* _TEXTE EXTRAIT_:

▶

Néanmoins, un problème demeure : dans quelle mesure les patients savent réellement ce qu'ils veulent et quelles applications de santé en ligne ils souhaitent utiliser ? S'ils manquent déjà de compétences numériques, il est difficile d'indiquer comment ces outils peuvent apporter une contribution positive au cours de leur traitement et de leur suivi. L’usage des logiciels numériques pour les médecins est chose courante, mais pas pour les malades. Une question reste donc en suspens : la formation médicale tient-elle suffisamment compte de la complexité des outils de soins numériques proposés aux groupes vulnérables ?

◀

* _DONNÉES EXTRAITES_:

▶

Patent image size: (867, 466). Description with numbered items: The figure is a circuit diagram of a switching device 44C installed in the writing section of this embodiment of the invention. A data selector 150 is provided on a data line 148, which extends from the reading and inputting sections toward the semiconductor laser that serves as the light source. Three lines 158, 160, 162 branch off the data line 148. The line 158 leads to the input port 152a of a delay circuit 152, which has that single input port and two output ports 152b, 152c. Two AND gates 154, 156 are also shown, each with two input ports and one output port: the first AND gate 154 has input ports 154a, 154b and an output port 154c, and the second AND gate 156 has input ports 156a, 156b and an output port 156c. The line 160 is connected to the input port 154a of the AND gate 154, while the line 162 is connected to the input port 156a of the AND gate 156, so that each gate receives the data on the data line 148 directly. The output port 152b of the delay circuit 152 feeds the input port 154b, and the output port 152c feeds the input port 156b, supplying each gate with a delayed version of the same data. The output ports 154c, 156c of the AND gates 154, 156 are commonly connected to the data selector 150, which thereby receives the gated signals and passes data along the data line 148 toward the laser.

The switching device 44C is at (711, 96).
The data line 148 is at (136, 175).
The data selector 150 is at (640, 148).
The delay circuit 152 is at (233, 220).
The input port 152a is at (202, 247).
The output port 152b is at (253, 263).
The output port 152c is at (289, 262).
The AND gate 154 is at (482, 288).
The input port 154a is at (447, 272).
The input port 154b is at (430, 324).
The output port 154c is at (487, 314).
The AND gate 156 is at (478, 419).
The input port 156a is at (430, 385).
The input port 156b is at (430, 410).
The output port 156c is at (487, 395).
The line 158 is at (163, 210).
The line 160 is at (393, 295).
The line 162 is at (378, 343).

◀

* _CONSIGNE_: Selon le texte extrait, pour qui l'usage des logiciels numériques est-il chose courante ?

* _CORRIGÉ_: Pour les médecins, mais pas pour les malades.